DIRECTIVE: Select the lines of the records containing the word "this" and list them.

─── DATA PROVIDED ───

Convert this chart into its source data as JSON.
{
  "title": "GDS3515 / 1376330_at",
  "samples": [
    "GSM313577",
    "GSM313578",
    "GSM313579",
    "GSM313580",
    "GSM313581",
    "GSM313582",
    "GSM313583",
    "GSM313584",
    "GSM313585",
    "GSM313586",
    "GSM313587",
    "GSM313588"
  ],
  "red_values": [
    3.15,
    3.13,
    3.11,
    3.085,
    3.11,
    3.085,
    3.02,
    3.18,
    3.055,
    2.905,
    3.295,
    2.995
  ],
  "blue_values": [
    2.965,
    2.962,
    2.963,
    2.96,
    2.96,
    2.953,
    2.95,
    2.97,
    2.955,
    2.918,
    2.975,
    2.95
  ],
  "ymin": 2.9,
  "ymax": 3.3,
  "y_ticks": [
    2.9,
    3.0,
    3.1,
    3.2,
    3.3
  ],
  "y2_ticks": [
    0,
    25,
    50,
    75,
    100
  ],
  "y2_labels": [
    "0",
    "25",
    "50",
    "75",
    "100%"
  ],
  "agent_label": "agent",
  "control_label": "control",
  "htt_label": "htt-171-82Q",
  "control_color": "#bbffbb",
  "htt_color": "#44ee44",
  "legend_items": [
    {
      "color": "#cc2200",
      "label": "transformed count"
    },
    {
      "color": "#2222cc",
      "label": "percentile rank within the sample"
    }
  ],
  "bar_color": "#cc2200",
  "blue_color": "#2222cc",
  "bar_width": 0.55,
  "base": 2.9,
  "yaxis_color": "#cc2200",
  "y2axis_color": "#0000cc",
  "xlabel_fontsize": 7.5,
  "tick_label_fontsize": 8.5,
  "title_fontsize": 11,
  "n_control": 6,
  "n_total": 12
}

───
─── DATA PROVIDED ───

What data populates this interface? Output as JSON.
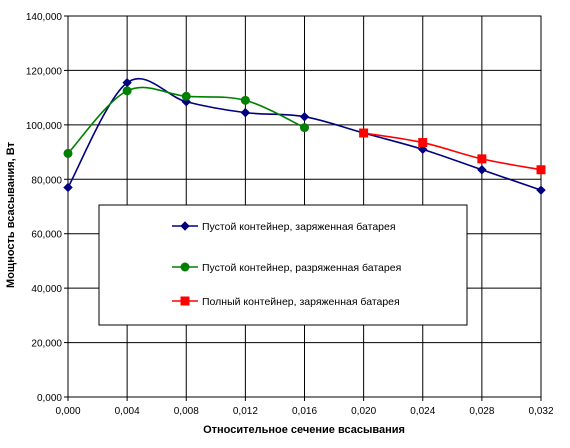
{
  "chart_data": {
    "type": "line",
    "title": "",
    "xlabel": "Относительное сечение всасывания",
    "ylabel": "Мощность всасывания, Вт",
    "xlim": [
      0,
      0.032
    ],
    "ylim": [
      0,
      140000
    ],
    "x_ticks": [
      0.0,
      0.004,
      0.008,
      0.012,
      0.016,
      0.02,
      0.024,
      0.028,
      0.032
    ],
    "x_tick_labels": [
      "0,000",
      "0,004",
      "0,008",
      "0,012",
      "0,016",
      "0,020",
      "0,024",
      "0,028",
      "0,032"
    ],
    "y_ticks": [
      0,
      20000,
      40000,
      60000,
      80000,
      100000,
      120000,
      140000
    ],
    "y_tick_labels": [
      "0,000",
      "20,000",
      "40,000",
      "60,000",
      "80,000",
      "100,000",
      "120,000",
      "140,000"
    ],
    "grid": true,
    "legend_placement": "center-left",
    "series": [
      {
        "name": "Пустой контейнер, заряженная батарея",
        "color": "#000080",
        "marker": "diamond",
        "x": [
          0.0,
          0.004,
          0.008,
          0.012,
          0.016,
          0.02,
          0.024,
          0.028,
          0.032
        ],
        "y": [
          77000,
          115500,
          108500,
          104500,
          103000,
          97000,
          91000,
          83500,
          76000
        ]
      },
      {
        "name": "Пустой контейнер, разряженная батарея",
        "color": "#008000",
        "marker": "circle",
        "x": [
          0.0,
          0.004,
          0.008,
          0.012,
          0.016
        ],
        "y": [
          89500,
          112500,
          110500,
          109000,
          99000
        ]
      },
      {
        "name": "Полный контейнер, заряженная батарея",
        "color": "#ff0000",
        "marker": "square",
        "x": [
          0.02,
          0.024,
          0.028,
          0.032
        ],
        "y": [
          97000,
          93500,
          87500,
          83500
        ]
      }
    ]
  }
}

───

CORRECT RESULT:
Convert this chart into its source data as JSON.
What data populates this interface? Output as JSON.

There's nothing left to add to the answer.